### Short exercise
Transcribe the entries that follow exactly as they appear, minus pictures.

### Data listing
★ ★ ★ ★ ★
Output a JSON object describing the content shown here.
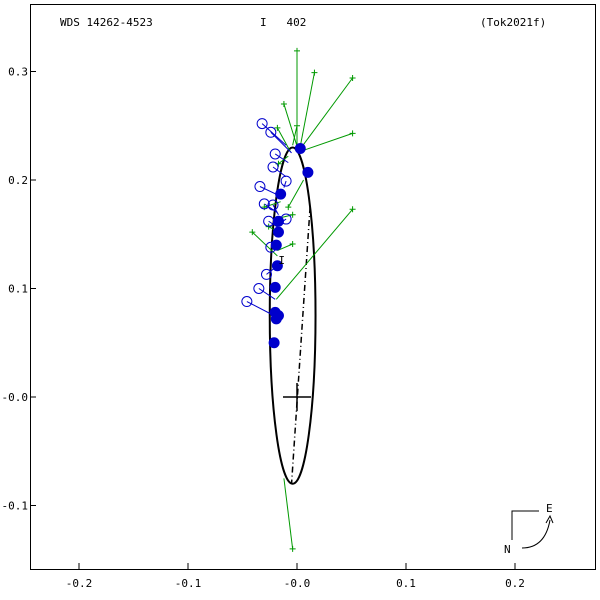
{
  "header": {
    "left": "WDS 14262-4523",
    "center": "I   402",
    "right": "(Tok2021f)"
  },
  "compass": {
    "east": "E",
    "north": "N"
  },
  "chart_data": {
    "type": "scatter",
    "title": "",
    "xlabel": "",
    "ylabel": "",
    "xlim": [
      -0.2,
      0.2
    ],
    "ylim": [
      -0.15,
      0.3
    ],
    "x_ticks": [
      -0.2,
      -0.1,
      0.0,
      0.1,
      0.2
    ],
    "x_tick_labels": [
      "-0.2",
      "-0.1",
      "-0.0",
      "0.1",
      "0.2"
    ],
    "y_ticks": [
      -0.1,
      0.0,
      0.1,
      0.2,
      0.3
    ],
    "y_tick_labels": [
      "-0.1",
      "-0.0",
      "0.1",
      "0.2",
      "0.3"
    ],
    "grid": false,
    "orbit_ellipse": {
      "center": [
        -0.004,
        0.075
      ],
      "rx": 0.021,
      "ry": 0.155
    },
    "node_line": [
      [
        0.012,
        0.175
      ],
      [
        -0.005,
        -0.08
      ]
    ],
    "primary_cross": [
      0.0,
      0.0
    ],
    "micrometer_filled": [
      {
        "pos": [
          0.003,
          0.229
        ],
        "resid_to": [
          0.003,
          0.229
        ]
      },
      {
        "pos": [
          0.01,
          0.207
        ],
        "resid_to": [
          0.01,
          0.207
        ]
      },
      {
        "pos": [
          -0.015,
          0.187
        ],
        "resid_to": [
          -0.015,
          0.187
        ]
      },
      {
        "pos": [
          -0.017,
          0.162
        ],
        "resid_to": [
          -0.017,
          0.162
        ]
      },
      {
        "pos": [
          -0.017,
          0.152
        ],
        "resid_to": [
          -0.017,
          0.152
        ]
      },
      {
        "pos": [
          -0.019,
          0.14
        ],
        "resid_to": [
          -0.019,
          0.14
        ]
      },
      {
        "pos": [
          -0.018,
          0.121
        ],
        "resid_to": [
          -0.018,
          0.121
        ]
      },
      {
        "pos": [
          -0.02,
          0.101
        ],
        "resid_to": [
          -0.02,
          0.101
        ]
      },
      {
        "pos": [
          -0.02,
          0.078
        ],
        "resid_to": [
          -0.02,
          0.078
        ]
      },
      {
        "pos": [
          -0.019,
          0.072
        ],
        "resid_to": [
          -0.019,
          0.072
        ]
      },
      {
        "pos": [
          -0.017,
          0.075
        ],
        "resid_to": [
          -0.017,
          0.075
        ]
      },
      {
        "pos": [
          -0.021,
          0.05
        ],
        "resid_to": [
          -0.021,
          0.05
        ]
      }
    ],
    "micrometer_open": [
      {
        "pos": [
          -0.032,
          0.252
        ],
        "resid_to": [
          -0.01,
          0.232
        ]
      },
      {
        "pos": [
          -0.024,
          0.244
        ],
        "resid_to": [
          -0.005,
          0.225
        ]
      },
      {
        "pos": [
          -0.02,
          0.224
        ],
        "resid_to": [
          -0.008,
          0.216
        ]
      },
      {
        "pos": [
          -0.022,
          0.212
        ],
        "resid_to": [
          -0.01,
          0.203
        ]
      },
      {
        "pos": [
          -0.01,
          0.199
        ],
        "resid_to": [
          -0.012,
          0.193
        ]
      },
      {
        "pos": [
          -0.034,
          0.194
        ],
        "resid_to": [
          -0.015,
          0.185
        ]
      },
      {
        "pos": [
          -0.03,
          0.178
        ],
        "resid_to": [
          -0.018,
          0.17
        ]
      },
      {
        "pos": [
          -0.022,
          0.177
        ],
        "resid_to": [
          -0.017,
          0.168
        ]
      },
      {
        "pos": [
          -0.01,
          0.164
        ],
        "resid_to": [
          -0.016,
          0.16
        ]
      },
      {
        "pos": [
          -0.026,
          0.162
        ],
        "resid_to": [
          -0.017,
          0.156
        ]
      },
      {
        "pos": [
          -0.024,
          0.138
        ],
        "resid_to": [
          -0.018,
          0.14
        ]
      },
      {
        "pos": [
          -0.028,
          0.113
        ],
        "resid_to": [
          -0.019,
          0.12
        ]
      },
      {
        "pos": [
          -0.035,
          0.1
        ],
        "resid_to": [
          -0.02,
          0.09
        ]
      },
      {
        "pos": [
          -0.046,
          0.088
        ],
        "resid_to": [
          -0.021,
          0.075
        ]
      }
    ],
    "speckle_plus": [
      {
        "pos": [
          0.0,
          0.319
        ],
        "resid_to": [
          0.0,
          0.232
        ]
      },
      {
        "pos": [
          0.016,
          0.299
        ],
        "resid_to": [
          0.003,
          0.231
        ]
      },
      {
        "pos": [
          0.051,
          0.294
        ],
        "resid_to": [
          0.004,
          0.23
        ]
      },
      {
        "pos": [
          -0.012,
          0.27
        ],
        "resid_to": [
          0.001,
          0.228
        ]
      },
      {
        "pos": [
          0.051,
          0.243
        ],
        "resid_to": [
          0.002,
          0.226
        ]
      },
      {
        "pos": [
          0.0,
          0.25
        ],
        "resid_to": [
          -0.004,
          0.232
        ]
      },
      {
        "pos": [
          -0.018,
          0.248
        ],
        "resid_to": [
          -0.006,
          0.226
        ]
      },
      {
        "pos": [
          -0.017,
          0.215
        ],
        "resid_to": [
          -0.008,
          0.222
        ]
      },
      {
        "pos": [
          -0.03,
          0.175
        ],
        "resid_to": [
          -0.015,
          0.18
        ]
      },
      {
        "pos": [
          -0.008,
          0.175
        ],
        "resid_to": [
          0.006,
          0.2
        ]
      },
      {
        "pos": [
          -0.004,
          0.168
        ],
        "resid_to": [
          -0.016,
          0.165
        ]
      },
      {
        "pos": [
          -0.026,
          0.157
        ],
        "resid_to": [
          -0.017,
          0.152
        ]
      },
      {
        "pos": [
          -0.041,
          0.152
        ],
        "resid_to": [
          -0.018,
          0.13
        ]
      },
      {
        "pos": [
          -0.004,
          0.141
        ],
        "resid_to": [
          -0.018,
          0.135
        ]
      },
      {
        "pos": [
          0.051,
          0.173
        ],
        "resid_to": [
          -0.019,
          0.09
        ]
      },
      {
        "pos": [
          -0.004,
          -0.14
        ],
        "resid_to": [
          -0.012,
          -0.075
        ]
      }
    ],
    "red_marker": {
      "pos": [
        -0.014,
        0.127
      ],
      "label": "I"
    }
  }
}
★ ★ ★ ★ ★
### Complete response
Output a JSON object describing the content shown here.
{
  "header": {
    "left": "WDS 14262-4523",
    "center": "I   402",
    "right": "(Tok2021f)"
  },
  "compass": {
    "east": "E",
    "north": "N"
  },
  "chart_data": {
    "type": "scatter",
    "title": "",
    "xlabel": "",
    "ylabel": "",
    "xlim": [
      -0.2,
      0.2
    ],
    "ylim": [
      -0.15,
      0.3
    ],
    "x_ticks": [
      -0.2,
      -0.1,
      0.0,
      0.1,
      0.2
    ],
    "x_tick_labels": [
      "-0.2",
      "-0.1",
      "-0.0",
      "0.1",
      "0.2"
    ],
    "y_ticks": [
      -0.1,
      0.0,
      0.1,
      0.2,
      0.3
    ],
    "y_tick_labels": [
      "-0.1",
      "-0.0",
      "0.1",
      "0.2",
      "0.3"
    ],
    "grid": false,
    "orbit_ellipse": {
      "center": [
        -0.004,
        0.075
      ],
      "rx": 0.021,
      "ry": 0.155
    },
    "node_line": [
      [
        0.012,
        0.175
      ],
      [
        -0.005,
        -0.08
      ]
    ],
    "primary_cross": [
      0.0,
      0.0
    ],
    "micrometer_filled": [
      {
        "pos": [
          0.003,
          0.229
        ],
        "resid_to": [
          0.003,
          0.229
        ]
      },
      {
        "pos": [
          0.01,
          0.207
        ],
        "resid_to": [
          0.01,
          0.207
        ]
      },
      {
        "pos": [
          -0.015,
          0.187
        ],
        "resid_to": [
          -0.015,
          0.187
        ]
      },
      {
        "pos": [
          -0.017,
          0.162
        ],
        "resid_to": [
          -0.017,
          0.162
        ]
      },
      {
        "pos": [
          -0.017,
          0.152
        ],
        "resid_to": [
          -0.017,
          0.152
        ]
      },
      {
        "pos": [
          -0.019,
          0.14
        ],
        "resid_to": [
          -0.019,
          0.14
        ]
      },
      {
        "pos": [
          -0.018,
          0.121
        ],
        "resid_to": [
          -0.018,
          0.121
        ]
      },
      {
        "pos": [
          -0.02,
          0.101
        ],
        "resid_to": [
          -0.02,
          0.101
        ]
      },
      {
        "pos": [
          -0.02,
          0.078
        ],
        "resid_to": [
          -0.02,
          0.078
        ]
      },
      {
        "pos": [
          -0.019,
          0.072
        ],
        "resid_to": [
          -0.019,
          0.072
        ]
      },
      {
        "pos": [
          -0.017,
          0.075
        ],
        "resid_to": [
          -0.017,
          0.075
        ]
      },
      {
        "pos": [
          -0.021,
          0.05
        ],
        "resid_to": [
          -0.021,
          0.05
        ]
      }
    ],
    "micrometer_open": [
      {
        "pos": [
          -0.032,
          0.252
        ],
        "resid_to": [
          -0.01,
          0.232
        ]
      },
      {
        "pos": [
          -0.024,
          0.244
        ],
        "resid_to": [
          -0.005,
          0.225
        ]
      },
      {
        "pos": [
          -0.02,
          0.224
        ],
        "resid_to": [
          -0.008,
          0.216
        ]
      },
      {
        "pos": [
          -0.022,
          0.212
        ],
        "resid_to": [
          -0.01,
          0.203
        ]
      },
      {
        "pos": [
          -0.01,
          0.199
        ],
        "resid_to": [
          -0.012,
          0.193
        ]
      },
      {
        "pos": [
          -0.034,
          0.194
        ],
        "resid_to": [
          -0.015,
          0.185
        ]
      },
      {
        "pos": [
          -0.03,
          0.178
        ],
        "resid_to": [
          -0.018,
          0.17
        ]
      },
      {
        "pos": [
          -0.022,
          0.177
        ],
        "resid_to": [
          -0.017,
          0.168
        ]
      },
      {
        "pos": [
          -0.01,
          0.164
        ],
        "resid_to": [
          -0.016,
          0.16
        ]
      },
      {
        "pos": [
          -0.026,
          0.162
        ],
        "resid_to": [
          -0.017,
          0.156
        ]
      },
      {
        "pos": [
          -0.024,
          0.138
        ],
        "resid_to": [
          -0.018,
          0.14
        ]
      },
      {
        "pos": [
          -0.028,
          0.113
        ],
        "resid_to": [
          -0.019,
          0.12
        ]
      },
      {
        "pos": [
          -0.035,
          0.1
        ],
        "resid_to": [
          -0.02,
          0.09
        ]
      },
      {
        "pos": [
          -0.046,
          0.088
        ],
        "resid_to": [
          -0.021,
          0.075
        ]
      }
    ],
    "speckle_plus": [
      {
        "pos": [
          0.0,
          0.319
        ],
        "resid_to": [
          0.0,
          0.232
        ]
      },
      {
        "pos": [
          0.016,
          0.299
        ],
        "resid_to": [
          0.003,
          0.231
        ]
      },
      {
        "pos": [
          0.051,
          0.294
        ],
        "resid_to": [
          0.004,
          0.23
        ]
      },
      {
        "pos": [
          -0.012,
          0.27
        ],
        "resid_to": [
          0.001,
          0.228
        ]
      },
      {
        "pos": [
          0.051,
          0.243
        ],
        "resid_to": [
          0.002,
          0.226
        ]
      },
      {
        "pos": [
          0.0,
          0.25
        ],
        "resid_to": [
          -0.004,
          0.232
        ]
      },
      {
        "pos": [
          -0.018,
          0.248
        ],
        "resid_to": [
          -0.006,
          0.226
        ]
      },
      {
        "pos": [
          -0.017,
          0.215
        ],
        "resid_to": [
          -0.008,
          0.222
        ]
      },
      {
        "pos": [
          -0.03,
          0.175
        ],
        "resid_to": [
          -0.015,
          0.18
        ]
      },
      {
        "pos": [
          -0.008,
          0.175
        ],
        "resid_to": [
          0.006,
          0.2
        ]
      },
      {
        "pos": [
          -0.004,
          0.168
        ],
        "resid_to": [
          -0.016,
          0.165
        ]
      },
      {
        "pos": [
          -0.026,
          0.157
        ],
        "resid_to": [
          -0.017,
          0.152
        ]
      },
      {
        "pos": [
          -0.041,
          0.152
        ],
        "resid_to": [
          -0.018,
          0.13
        ]
      },
      {
        "pos": [
          -0.004,
          0.141
        ],
        "resid_to": [
          -0.018,
          0.135
        ]
      },
      {
        "pos": [
          0.051,
          0.173
        ],
        "resid_to": [
          -0.019,
          0.09
        ]
      },
      {
        "pos": [
          -0.004,
          -0.14
        ],
        "resid_to": [
          -0.012,
          -0.075
        ]
      }
    ],
    "red_marker": {
      "pos": [
        -0.014,
        0.127
      ],
      "label": "I"
    }
  }
}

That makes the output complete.